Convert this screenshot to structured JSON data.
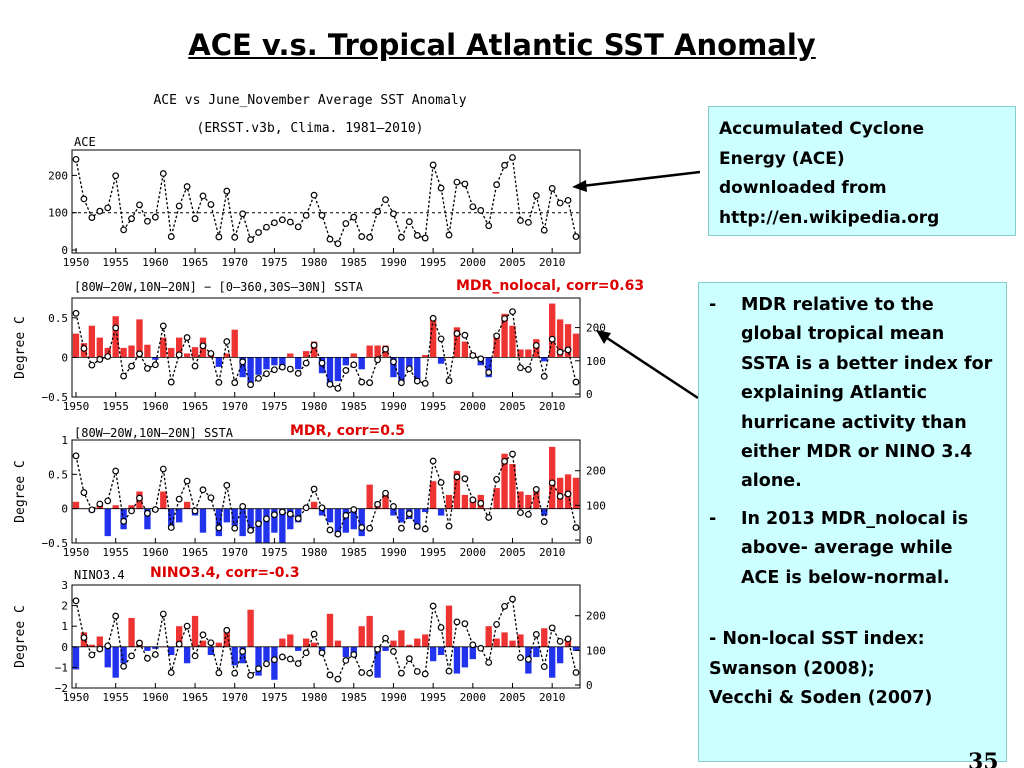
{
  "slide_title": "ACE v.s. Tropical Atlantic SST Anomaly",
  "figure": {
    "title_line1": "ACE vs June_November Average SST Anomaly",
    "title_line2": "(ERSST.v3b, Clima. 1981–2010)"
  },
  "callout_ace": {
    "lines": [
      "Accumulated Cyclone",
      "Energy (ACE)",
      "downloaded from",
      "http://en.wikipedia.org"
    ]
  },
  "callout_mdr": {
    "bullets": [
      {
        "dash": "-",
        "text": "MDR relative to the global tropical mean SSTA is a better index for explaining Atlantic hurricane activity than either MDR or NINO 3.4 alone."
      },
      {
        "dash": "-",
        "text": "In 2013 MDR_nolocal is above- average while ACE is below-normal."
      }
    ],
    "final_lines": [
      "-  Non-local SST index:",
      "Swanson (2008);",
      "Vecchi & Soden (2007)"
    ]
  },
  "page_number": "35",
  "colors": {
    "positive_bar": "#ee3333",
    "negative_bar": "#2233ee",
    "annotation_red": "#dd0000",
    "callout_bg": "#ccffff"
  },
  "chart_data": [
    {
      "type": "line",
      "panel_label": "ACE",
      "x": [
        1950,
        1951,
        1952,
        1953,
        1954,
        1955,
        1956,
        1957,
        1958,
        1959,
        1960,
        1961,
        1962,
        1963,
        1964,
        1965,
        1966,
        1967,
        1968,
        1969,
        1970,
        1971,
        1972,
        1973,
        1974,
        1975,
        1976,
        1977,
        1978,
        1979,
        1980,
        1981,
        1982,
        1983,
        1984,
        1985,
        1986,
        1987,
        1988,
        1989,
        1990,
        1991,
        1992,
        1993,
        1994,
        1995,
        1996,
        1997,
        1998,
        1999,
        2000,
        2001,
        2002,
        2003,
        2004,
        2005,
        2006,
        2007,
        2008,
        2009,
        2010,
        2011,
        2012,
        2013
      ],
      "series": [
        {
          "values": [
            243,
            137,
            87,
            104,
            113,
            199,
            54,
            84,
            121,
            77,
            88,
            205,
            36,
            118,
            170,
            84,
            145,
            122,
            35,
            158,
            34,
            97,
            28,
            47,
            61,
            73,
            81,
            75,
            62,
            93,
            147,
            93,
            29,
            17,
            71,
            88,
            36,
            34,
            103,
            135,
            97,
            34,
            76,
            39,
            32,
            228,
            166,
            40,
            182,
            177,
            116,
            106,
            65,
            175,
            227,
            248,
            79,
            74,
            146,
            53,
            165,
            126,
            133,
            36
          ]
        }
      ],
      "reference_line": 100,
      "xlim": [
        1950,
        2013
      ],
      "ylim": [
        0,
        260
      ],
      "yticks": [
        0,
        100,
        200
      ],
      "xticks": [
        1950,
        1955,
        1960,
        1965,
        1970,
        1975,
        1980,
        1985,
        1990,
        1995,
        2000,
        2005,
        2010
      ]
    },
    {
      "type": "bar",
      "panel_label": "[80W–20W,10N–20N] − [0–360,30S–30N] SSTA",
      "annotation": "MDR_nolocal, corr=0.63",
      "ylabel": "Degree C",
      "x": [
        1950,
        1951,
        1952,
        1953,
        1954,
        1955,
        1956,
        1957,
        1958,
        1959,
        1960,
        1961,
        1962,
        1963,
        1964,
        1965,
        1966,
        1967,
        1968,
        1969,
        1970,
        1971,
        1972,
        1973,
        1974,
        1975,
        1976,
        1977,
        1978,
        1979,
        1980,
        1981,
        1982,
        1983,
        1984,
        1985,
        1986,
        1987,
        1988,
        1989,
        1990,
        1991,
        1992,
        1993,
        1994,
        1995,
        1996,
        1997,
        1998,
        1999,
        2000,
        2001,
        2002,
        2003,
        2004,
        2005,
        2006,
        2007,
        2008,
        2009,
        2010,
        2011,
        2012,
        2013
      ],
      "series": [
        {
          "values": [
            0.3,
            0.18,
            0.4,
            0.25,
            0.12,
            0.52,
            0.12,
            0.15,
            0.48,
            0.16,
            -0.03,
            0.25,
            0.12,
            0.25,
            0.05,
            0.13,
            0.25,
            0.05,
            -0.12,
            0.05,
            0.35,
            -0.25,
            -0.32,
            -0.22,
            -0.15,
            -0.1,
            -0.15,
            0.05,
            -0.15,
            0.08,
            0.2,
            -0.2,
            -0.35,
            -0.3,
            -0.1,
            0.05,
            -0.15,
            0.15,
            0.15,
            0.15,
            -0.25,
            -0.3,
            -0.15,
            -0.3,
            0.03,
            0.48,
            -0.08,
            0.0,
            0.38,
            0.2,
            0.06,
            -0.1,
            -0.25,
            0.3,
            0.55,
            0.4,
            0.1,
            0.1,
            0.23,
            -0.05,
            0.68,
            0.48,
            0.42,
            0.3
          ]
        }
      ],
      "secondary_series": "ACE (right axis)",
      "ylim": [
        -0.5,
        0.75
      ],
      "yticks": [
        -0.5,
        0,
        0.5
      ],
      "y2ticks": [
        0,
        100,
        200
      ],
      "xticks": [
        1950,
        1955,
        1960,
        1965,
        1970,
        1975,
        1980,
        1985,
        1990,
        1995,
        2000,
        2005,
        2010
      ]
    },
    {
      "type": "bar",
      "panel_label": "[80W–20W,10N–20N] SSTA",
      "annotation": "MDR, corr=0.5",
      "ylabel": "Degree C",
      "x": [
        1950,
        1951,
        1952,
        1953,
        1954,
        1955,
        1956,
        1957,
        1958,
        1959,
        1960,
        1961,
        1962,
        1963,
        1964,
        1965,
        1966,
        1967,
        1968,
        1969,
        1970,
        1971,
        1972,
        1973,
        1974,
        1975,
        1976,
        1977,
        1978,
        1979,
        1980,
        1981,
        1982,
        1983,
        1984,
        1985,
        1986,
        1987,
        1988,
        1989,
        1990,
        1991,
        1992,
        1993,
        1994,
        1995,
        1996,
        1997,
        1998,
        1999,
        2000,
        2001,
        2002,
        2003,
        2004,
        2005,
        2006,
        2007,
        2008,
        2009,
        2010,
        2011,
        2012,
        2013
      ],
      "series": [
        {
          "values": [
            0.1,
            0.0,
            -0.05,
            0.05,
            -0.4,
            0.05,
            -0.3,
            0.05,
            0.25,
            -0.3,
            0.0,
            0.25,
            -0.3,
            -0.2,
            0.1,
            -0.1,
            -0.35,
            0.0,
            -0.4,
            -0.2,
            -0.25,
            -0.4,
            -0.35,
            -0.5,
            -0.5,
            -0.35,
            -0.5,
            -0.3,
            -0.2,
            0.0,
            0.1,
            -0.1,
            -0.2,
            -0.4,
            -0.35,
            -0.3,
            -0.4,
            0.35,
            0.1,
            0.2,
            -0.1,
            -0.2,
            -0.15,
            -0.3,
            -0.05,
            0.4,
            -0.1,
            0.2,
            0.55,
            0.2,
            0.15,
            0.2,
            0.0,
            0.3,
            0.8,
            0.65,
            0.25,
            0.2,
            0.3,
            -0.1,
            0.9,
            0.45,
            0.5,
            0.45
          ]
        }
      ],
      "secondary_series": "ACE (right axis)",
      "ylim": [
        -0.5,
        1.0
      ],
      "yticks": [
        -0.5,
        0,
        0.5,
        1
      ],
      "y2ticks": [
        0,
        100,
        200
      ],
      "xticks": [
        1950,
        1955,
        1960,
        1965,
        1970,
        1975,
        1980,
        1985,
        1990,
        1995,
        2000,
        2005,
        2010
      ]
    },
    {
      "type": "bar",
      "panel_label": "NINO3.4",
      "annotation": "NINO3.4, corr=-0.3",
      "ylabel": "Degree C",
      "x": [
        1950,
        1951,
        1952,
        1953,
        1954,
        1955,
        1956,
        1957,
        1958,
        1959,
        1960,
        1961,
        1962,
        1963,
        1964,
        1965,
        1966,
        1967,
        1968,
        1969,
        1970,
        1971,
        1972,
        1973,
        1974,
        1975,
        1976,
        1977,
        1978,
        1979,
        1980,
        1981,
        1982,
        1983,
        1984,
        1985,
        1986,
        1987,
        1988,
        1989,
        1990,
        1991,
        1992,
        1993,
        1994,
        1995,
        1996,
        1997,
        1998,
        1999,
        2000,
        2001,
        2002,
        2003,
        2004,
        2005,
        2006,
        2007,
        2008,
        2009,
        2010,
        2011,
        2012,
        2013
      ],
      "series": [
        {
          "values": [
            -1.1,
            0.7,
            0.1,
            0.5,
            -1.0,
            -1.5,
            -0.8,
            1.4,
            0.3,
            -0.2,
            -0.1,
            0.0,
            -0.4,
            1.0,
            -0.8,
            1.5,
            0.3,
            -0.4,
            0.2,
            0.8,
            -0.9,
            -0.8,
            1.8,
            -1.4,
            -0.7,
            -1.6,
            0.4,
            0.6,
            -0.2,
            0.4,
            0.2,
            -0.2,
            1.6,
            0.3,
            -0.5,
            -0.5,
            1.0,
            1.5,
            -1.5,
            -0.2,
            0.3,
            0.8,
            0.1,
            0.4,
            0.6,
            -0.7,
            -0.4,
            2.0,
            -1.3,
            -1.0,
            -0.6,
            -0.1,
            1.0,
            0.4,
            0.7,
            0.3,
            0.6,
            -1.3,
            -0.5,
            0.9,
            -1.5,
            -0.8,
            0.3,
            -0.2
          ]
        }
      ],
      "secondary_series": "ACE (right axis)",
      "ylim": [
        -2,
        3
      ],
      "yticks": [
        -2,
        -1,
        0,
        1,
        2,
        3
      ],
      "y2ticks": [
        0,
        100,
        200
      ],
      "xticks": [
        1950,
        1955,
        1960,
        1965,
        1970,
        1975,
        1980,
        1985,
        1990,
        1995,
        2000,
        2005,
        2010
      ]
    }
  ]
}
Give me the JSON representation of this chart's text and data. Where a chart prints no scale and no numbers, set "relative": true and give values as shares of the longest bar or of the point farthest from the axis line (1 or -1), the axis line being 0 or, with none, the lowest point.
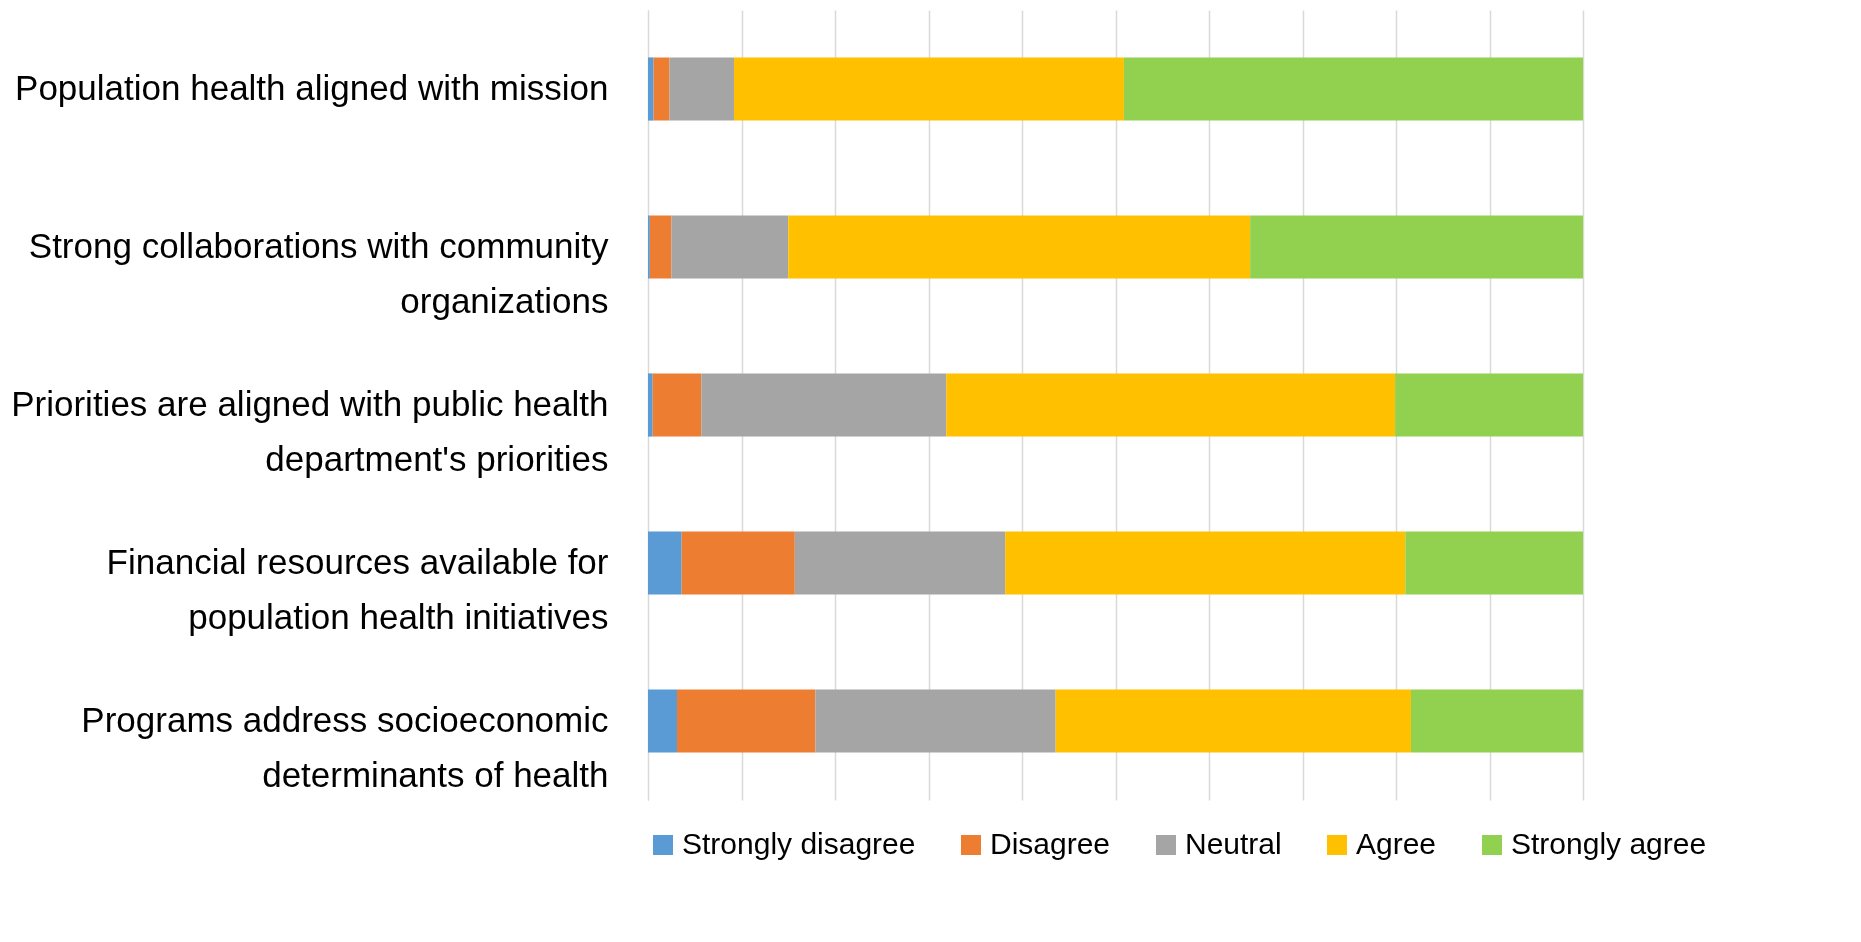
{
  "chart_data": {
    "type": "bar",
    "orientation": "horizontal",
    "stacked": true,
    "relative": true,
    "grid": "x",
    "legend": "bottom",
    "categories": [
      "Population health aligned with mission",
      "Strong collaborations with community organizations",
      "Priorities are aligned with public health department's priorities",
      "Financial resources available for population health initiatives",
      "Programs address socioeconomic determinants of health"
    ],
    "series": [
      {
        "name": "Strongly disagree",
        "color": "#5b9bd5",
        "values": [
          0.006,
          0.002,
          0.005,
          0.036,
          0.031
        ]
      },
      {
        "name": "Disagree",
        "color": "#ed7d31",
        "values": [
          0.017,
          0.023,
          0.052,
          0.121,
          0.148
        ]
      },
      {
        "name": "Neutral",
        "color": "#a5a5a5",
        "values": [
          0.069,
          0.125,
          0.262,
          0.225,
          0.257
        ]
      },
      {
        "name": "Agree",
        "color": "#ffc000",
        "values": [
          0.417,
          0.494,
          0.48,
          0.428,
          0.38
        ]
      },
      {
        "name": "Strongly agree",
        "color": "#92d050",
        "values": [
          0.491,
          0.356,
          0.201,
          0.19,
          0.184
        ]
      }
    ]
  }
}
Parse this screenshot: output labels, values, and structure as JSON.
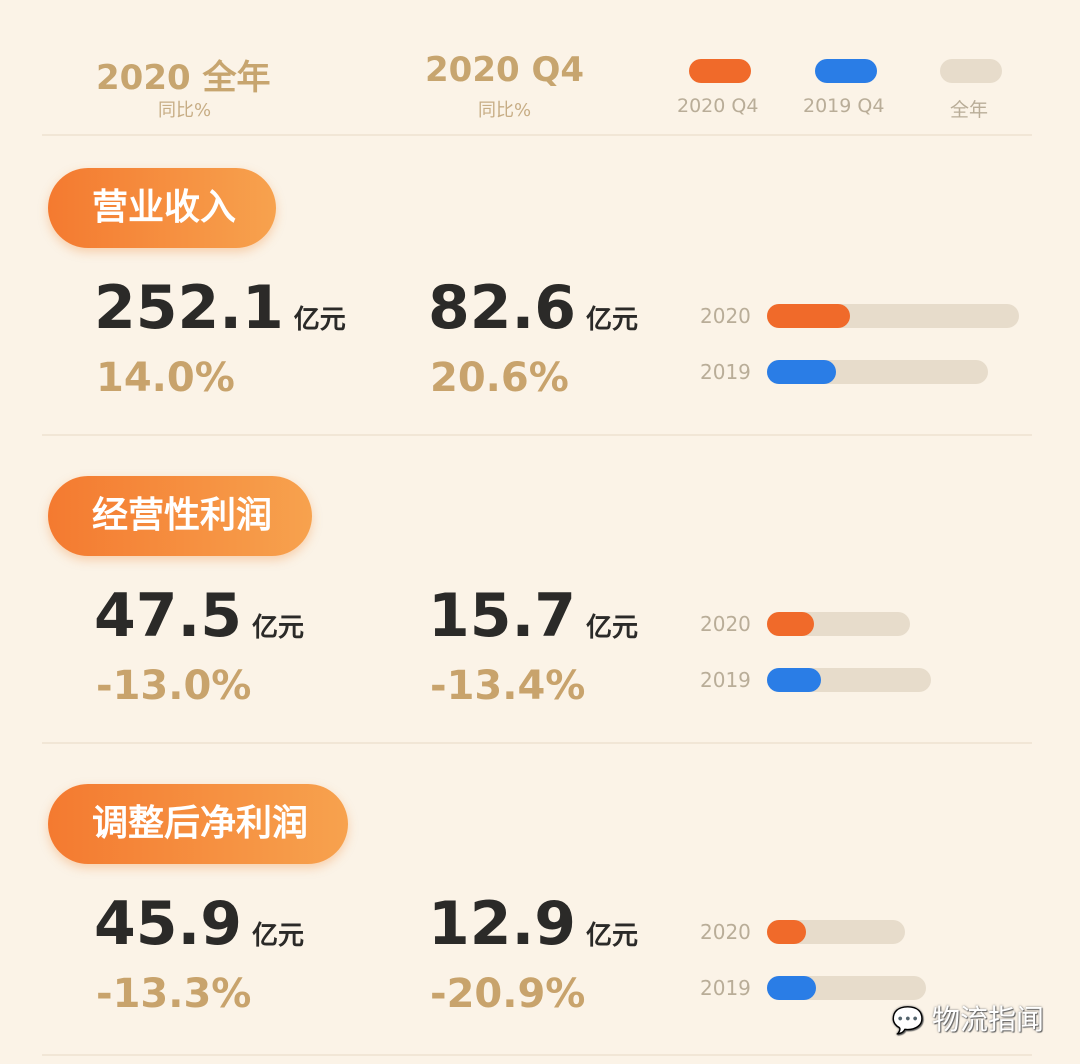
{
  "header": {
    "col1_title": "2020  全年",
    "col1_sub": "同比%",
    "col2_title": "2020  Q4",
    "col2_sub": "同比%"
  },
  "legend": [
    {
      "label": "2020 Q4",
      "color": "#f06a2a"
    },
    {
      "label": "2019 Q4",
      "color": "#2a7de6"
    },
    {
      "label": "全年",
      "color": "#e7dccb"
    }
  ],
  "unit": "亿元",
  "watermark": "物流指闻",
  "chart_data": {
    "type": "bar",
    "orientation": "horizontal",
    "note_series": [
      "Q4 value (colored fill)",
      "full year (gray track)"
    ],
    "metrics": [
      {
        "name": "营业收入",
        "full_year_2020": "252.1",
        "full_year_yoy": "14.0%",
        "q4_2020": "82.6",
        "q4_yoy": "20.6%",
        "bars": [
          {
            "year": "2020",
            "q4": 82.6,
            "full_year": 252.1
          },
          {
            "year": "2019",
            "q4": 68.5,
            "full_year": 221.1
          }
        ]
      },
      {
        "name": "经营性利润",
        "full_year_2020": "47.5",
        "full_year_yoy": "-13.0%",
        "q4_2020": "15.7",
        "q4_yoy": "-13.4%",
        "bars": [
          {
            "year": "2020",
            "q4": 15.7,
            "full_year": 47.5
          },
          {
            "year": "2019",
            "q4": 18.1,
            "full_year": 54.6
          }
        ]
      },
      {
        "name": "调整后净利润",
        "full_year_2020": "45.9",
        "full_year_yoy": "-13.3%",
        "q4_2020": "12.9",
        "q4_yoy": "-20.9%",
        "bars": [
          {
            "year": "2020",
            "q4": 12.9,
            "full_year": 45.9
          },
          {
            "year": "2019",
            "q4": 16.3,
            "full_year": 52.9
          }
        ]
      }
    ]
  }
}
-- -- --
Do this
Which lines of the data above contain "Anomaly"? Copy each one.

Written response
  "slide_title": "ACE v.s. Tropical Atlantic SST Anomaly",
    "title_line1": "ACE vs June_November Average SST Anomaly",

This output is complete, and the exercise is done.